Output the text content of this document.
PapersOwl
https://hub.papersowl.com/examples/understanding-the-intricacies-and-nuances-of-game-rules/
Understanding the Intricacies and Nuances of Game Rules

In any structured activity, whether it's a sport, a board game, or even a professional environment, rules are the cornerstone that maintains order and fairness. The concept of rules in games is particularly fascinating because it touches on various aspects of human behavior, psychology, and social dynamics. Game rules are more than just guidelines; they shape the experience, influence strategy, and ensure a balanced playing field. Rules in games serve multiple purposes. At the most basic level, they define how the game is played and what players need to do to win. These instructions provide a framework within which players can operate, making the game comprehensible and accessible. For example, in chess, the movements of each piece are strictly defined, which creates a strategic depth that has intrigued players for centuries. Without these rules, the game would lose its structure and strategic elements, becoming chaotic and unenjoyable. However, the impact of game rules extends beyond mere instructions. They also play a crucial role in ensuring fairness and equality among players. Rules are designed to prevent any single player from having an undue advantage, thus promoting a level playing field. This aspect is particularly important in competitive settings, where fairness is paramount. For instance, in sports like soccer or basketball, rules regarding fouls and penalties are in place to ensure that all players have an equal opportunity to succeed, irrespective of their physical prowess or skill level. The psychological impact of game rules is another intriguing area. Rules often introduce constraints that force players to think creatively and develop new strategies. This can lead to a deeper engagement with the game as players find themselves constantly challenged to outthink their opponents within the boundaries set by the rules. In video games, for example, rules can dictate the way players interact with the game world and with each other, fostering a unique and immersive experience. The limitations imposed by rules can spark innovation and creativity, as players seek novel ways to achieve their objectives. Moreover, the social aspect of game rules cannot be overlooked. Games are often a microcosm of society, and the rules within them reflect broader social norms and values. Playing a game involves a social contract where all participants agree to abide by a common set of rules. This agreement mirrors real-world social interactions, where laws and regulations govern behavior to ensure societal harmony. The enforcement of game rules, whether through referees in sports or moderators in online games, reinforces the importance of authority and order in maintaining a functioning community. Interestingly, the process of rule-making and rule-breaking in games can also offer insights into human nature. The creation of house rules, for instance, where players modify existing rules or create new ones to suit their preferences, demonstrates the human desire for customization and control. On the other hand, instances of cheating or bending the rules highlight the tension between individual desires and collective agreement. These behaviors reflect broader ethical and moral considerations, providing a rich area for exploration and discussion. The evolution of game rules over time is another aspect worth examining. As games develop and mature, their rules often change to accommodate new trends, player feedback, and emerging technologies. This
---+---
▶ **What this task involves**: Return the whole listing exactly.

▶ **Completed exercise**:
Output the text content of this document.
PapersOwl
https://hub.papersowl.com/examples/understanding-the-intricacies-and-nuances-of-game-rules/
Understanding the Intricacies and Nuances of Game Rules

In any structured activity, whether it's a sport, a board game, or even a professional environment, rules are the cornerstone that maintains order and fairness. The concept of rules in games is particularly fascinating because it touches on various aspects of human behavior, psychology, and social dynamics. Game rules are more than just guidelines; they shape the experience, influence strategy, and ensure a balanced playing field. Rules in games serve multiple purposes. At the most basic level, they define how the game is played and what players need to do to win. These instructions provide a framework within which players can operate, making the game comprehensible and accessible. For example, in chess, the movements of each piece are strictly defined, which creates a strategic depth that has intrigued players for centuries. Without these rules, the game would lose its structure and strategic elements, becoming chaotic and unenjoyable. However, the impact of game rules extends beyond mere instructions. They also play a crucial role in ensuring fairness and equality among players. Rules are designed to prevent any single player from having an undue advantage, thus promoting a level playing field. This aspect is particularly important in competitive settings, where fairness is paramount. For instance, in sports like soccer or basketball, rules regarding fouls and penalties are in place to ensure that all players have an equal opportunity to succeed, irrespective of their physical prowess or skill level. The psychological impact of game rules is another intriguing area. Rules often introduce constraints that force players to think creatively and develop new strategies. This can lead to a deeper engagement with the game as players find themselves constantly challenged to outthink their opponents within the boundaries set by the rules. In video games, for example, rules can dictate the way players interact with the game world and with each other, fostering a unique and immersive experience. The limitations imposed by rules can spark innovation and creativity, as players seek novel ways to achieve their objectives. Moreover, the social aspect of game rules cannot be overlooked. Games are often a microcosm of society, and the rules within them reflect broader social norms and values. Playing a game involves a social contract where all participants agree to abide by a common set of rules. This agreement mirrors real-world social interactions, where laws and regulations govern behavior to ensure societal harmony. The enforcement of game rules, whether through referees in sports or moderators in online games, reinforces the importance of authority and order in maintaining a functioning community. Interestingly, the process of rule-making and rule-breaking in games can also offer insights into human nature. The creation of house rules, for instance, where players modify existing rules or create new ones to suit their preferences, demonstrates the human desire for customization and control. On the other hand, instances of cheating or bending the rules highlight the tension between individual desires and collective agreement. These behaviors reflect broader ethical and moral considerations, providing a rich area for exploration and discussion. The evolution of game rules over time is another aspect worth examining. As games develop and mature, their rules often change to accommodate new trends, player feedback, and emerging technologies. This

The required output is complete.